(Dataset records)

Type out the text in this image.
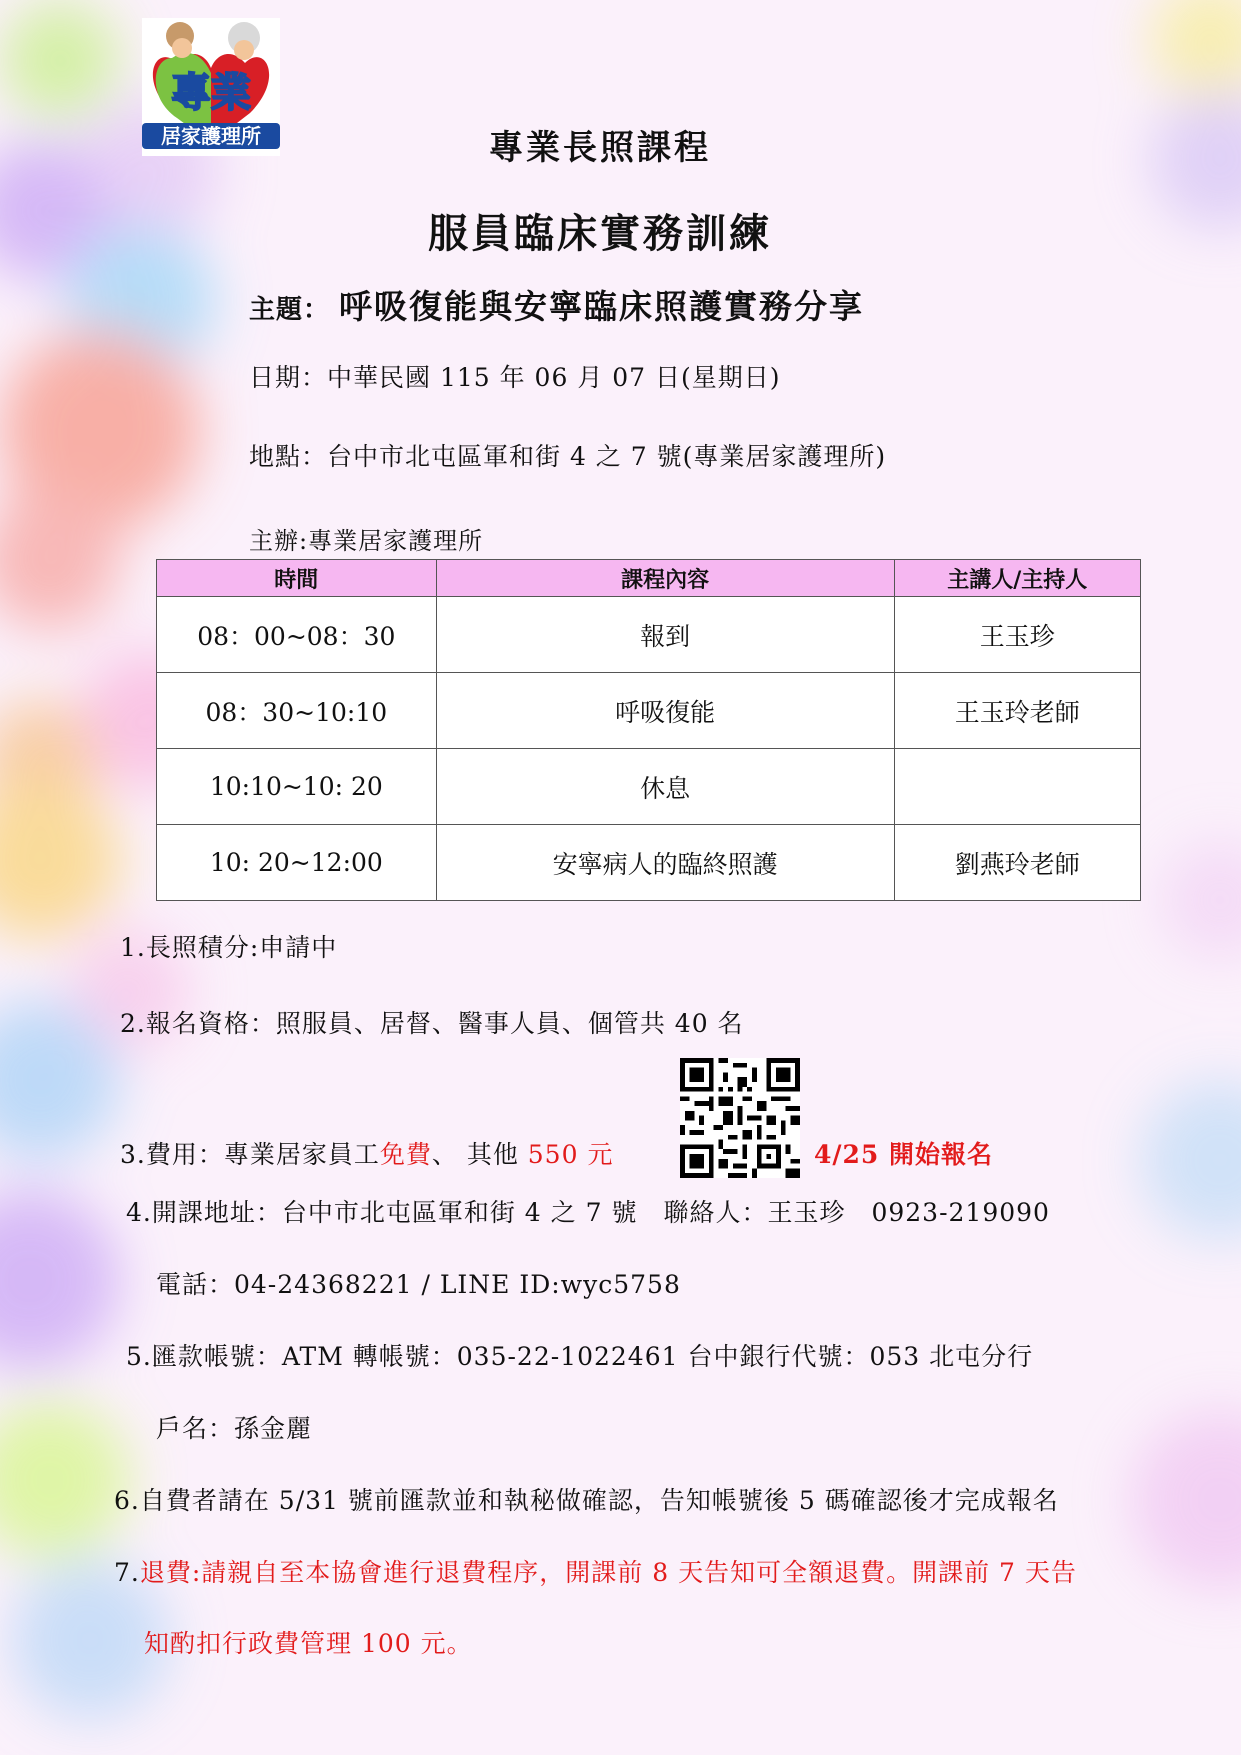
專業
居家護理所	專業長照課程
服員臨床實務訓練
主題： 呼吸復能與安寧臨床照護實務分享
日期：中華民國 115 年 06 月 07 日(星期日)
地點：台中市北屯區軍和街 4 之 7 號(專業居家護理所)
主辦:專業居家護理所
時間	課程內容	主講人/主持人
08：00~08：30	報到	王玉珍
08：30~10:10	呼吸復能	王玉玲老師
10:10~10: 20	休息	
10: 20~12:00	安寧病人的臨終照護	劉燕玲老師
1.長照積分:申請中
2.報名資格：照服員、居督、醫事人員、個管共 40 名
3.費用：專業居家員工免費、 其他 550 元	4/25 開始報名
4.開課地址：台中市北屯區軍和街 4 之 7 號　聯絡人：王玉珍　0923-219090
電話：04-24368221 / LINE ID:wyc5758
5.匯款帳號：ATM 轉帳號：035-22-1022461 台中銀行代號：053 北屯分行
戶名：孫金麗
6.自費者請在 5/31 號前匯款並和執秘做確認，告知帳號後 5 碼確認後才完成報名
7.退費:請親自至本協會進行退費程序，開課前 8 天告知可全額退費。開課前 7 天告
知酌扣行政費管理 100 元。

* [WHAT YOU HAVE TO DO] Quote the material word for word, dropping any images it holds.

* [ANSWER FOR THIS EXERCISE]
Type out the text in this image.
專業
居家護理所	專業長照課程
服員臨床實務訓練
主題： 呼吸復能與安寧臨床照護實務分享
日期：中華民國 115 年 06 月 07 日(星期日)
地點：台中市北屯區軍和街 4 之 7 號(專業居家護理所)
主辦:專業居家護理所
時間	課程內容	主講人/主持人
08：00~08：30	報到	王玉珍
08：30~10:10	呼吸復能	王玉玲老師
10:10~10: 20	休息	
10: 20~12:00	安寧病人的臨終照護	劉燕玲老師
1.長照積分:申請中
2.報名資格：照服員、居督、醫事人員、個管共 40 名
3.費用：專業居家員工免費、 其他 550 元	4/25 開始報名
4.開課地址：台中市北屯區軍和街 4 之 7 號　聯絡人：王玉珍　0923-219090
電話：04-24368221 / LINE ID:wyc5758
5.匯款帳號：ATM 轉帳號：035-22-1022461 台中銀行代號：053 北屯分行
戶名：孫金麗
6.自費者請在 5/31 號前匯款並和執秘做確認，告知帳號後 5 碼確認後才完成報名
7.退費:請親自至本協會進行退費程序，開課前 8 天告知可全額退費。開課前 7 天告
知酌扣行政費管理 100 元。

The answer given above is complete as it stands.